## WHAT IS ASKED
Find every line below that contains the word "hasta" and copy it out.

┌──

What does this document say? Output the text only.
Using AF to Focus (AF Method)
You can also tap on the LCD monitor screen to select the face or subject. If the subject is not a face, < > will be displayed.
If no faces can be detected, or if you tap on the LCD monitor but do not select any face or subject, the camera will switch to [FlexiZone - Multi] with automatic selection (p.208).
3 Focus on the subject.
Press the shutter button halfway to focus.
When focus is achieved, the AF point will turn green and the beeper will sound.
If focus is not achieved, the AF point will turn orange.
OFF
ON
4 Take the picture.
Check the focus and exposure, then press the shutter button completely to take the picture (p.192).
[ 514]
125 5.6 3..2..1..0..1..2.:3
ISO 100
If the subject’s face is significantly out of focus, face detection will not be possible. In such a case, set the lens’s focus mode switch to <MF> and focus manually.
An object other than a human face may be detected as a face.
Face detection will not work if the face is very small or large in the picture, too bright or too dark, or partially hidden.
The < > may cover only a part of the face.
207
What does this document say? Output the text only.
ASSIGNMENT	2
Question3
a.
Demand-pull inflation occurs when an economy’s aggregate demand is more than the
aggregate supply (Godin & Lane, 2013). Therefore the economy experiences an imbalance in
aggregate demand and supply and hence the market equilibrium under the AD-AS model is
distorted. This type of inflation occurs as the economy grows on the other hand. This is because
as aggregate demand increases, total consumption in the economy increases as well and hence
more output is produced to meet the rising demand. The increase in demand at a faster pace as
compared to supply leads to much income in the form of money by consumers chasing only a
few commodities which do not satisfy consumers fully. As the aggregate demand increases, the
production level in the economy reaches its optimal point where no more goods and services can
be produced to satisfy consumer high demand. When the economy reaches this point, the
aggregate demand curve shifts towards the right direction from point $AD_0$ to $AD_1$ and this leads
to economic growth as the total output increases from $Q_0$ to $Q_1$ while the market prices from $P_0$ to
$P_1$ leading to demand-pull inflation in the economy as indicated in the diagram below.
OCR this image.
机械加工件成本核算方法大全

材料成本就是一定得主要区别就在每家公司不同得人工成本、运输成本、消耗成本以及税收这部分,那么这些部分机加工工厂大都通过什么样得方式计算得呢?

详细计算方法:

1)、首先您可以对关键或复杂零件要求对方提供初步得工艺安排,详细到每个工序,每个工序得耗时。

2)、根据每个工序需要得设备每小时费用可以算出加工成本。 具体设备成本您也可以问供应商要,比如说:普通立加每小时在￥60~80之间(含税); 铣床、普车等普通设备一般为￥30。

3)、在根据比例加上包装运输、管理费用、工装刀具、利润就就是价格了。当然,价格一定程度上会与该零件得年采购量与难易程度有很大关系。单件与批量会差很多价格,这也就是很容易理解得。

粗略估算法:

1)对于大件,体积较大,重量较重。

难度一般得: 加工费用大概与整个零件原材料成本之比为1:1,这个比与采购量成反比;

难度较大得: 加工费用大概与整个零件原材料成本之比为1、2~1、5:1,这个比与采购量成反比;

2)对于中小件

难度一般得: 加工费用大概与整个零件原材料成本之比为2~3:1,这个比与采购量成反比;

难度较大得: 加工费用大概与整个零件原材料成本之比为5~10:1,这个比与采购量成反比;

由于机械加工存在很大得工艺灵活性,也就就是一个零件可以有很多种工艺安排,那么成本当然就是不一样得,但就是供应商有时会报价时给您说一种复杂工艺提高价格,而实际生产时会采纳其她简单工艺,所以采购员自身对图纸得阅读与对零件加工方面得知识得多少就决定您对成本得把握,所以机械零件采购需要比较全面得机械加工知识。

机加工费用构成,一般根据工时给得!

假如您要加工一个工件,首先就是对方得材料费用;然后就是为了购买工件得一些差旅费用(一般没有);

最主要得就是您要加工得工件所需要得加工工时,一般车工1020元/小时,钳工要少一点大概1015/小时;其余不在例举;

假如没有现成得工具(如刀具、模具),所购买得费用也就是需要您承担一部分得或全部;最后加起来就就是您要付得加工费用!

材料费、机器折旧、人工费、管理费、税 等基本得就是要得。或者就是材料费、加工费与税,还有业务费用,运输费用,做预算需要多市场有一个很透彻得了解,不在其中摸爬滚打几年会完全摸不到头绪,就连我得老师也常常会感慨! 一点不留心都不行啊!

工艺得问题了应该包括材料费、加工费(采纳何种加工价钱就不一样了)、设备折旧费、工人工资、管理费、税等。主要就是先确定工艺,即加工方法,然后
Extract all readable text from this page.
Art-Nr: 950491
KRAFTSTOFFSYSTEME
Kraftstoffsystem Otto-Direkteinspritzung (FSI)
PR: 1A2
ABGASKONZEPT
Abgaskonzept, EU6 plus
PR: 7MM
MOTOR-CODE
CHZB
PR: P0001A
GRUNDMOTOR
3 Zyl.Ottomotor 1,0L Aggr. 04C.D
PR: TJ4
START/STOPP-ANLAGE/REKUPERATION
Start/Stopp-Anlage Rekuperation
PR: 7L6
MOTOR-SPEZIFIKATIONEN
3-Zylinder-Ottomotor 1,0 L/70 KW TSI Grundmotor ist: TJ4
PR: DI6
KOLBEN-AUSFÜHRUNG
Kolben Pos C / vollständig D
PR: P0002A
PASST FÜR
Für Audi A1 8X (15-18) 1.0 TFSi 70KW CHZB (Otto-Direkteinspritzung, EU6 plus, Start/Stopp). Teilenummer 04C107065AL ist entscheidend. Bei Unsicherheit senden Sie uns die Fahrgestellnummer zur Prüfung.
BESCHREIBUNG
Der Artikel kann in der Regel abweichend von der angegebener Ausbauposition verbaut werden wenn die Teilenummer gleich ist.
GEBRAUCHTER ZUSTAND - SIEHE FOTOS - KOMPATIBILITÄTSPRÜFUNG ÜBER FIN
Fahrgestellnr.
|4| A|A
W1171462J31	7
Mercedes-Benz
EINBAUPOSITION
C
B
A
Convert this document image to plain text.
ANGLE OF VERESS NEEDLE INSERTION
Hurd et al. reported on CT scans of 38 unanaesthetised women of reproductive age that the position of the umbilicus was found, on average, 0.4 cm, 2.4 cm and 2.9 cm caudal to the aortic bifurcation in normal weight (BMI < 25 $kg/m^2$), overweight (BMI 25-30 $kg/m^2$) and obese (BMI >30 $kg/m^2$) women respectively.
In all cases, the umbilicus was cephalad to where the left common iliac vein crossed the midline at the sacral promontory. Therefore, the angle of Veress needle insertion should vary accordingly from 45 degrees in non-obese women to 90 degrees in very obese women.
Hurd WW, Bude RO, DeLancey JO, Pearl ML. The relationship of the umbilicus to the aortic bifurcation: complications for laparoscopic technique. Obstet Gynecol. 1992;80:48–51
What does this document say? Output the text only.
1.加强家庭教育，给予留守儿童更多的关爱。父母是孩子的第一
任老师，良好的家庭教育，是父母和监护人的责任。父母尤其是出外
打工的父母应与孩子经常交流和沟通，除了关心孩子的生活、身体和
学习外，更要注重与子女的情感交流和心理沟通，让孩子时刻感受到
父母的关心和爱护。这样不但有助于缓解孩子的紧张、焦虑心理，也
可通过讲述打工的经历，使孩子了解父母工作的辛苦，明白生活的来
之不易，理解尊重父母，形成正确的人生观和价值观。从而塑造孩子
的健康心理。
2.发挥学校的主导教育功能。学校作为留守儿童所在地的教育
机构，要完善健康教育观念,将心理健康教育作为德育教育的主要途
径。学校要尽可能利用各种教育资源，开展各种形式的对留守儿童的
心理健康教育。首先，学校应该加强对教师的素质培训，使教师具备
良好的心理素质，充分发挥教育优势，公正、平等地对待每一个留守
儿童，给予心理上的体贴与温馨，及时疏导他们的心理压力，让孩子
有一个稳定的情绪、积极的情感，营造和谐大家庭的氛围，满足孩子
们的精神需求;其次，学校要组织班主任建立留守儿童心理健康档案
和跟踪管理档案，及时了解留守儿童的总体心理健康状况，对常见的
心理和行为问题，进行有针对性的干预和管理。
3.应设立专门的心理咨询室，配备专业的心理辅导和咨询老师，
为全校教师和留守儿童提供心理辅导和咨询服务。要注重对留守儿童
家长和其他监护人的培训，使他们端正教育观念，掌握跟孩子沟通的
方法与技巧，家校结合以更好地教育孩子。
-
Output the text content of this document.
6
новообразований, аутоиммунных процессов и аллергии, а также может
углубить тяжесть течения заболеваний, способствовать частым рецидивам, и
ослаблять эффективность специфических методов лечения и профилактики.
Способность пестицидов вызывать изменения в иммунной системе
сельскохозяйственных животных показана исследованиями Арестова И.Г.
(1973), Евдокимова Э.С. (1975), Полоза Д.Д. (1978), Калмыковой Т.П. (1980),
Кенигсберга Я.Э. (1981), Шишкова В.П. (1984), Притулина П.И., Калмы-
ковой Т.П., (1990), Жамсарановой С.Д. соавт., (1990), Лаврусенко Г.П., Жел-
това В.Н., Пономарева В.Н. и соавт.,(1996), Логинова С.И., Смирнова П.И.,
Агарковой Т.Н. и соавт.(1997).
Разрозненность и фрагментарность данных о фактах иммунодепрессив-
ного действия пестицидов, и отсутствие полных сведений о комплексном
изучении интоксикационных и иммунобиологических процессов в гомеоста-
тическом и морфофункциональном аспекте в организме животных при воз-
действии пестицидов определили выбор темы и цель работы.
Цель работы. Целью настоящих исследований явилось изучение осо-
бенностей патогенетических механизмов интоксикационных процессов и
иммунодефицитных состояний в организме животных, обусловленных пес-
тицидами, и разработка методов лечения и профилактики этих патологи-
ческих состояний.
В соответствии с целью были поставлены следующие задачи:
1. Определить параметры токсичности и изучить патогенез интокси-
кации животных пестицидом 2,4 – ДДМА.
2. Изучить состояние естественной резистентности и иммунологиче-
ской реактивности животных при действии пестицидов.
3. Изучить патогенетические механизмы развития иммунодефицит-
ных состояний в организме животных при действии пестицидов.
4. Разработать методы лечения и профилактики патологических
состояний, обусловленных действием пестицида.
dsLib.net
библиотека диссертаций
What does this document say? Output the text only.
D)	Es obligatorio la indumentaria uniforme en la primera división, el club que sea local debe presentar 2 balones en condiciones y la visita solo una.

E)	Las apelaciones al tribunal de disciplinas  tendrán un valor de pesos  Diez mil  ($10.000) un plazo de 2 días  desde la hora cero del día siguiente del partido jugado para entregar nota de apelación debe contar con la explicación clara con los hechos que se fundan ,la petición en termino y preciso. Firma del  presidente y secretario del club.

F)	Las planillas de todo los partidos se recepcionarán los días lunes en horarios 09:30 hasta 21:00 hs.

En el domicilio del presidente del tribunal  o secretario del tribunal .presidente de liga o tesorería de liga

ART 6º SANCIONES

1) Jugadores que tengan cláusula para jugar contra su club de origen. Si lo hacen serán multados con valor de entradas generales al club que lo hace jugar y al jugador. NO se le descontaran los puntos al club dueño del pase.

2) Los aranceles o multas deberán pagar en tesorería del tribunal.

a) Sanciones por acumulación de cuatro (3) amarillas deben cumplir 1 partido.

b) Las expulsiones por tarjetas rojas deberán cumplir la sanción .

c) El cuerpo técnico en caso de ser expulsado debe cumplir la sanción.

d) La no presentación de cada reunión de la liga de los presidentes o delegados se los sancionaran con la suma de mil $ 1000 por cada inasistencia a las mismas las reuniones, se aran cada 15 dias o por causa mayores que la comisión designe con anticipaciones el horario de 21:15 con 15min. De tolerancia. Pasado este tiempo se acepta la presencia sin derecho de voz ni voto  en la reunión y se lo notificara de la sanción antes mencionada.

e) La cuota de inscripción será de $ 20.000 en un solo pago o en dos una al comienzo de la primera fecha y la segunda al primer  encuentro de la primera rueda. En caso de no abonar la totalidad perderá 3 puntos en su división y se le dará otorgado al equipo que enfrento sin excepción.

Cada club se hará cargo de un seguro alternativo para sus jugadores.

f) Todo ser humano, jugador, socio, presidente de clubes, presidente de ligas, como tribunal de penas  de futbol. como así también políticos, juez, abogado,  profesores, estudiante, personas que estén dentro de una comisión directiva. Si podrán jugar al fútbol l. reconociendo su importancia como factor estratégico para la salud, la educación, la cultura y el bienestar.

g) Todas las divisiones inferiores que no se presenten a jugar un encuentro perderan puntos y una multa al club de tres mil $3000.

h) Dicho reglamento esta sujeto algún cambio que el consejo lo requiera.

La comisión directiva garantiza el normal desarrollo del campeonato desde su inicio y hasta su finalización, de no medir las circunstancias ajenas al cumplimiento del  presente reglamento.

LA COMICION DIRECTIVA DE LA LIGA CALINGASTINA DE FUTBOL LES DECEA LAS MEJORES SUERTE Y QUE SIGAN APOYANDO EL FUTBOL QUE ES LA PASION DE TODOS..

└──

## OUTPUT OF THE TASK
F)	Las planillas de todo los partidos se recepcionarán los días lunes en horarios 09:30 hasta 21:00 hs.
La comisión directiva garantiza el normal desarrollo del campeonato desde su inicio y hasta su finalización, de no medir las circunstancias ajenas al cumplimiento del  presente reglamento.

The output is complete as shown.